-- START OF Extracted records --
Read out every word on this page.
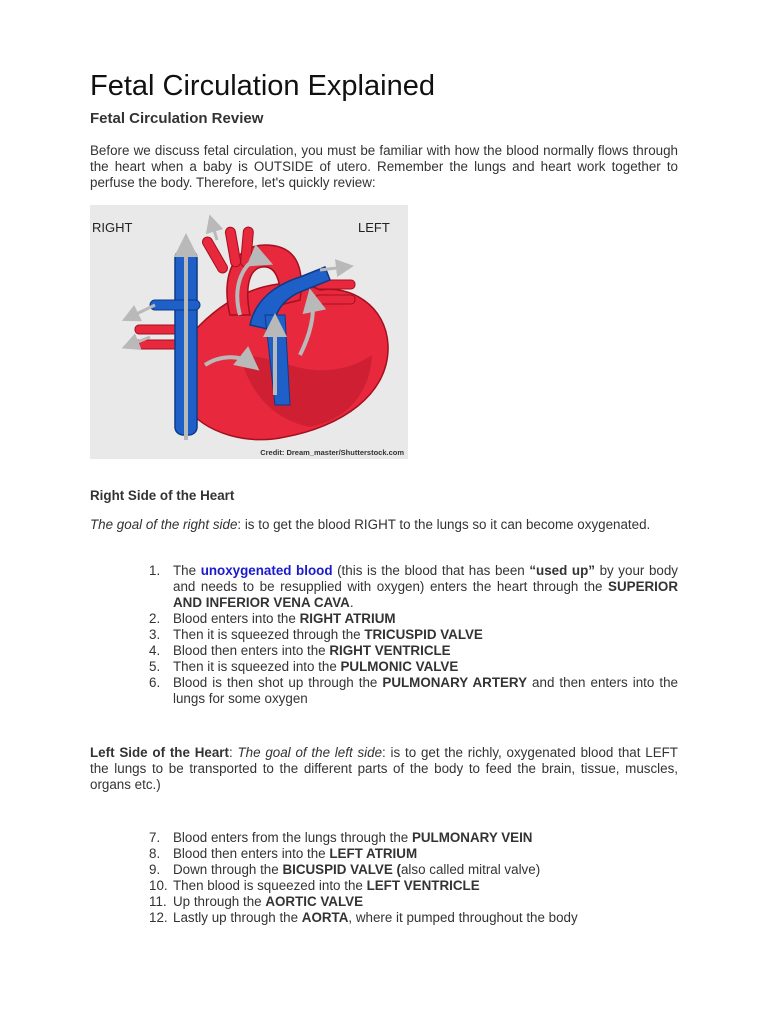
Fetal Circulation Explained
Fetal Circulation Review

Before we discuss fetal circulation, you must be familiar with how the blood normally flows through the heart when a baby is OUTSIDE of utero. Remember the lungs and heart work together to perfuse the body. Therefore, let's quickly review:

RIGHT	LEFT
Credit: Dream_master/Shutterstock.com

Right Side of the Heart

The goal of the right side: is to get the blood RIGHT to the lungs so it can become oxygenated.

1. The unoxygenated blood (this is the blood that has been “used up” by your body and needs to be resupplied with oxygen) enters the heart through the SUPERIOR AND INFERIOR VENA CAVA.
2. Blood enters into the RIGHT ATRIUM
3. Then it is squeezed through the TRICUSPID VALVE
4. Blood then enters into the RIGHT VENTRICLE
5. Then it is squeezed into the PULMONIC VALVE
6. Blood is then shot up through the PULMONARY ARTERY and then enters into the lungs for some oxygen

Left Side of the Heart: The goal of the left side: is to get the richly, oxygenated blood that LEFT the lungs to be transported to the different parts of the body to feed the brain, tissue, muscles, organs etc.)

7. Blood enters from the lungs through the PULMONARY VEIN
8. Blood then enters into the LEFT ATRIUM
9. Down through the BICUSPID VALVE (also called mitral valve)
10. Then blood is squeezed into the LEFT VENTRICLE
11. Up through the AORTIC VALVE
12. Lastly up through the AORTA, where it pumped throughout the body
-- END OF Extracted records --
◆ Task objective ◆
In the listing above, find each line with the word "ATRIUM" and copy it.

◆ Solution below ◆
2. Blood enters into the RIGHT ATRIUM
8. Blood then enters into the LEFT ATRIUM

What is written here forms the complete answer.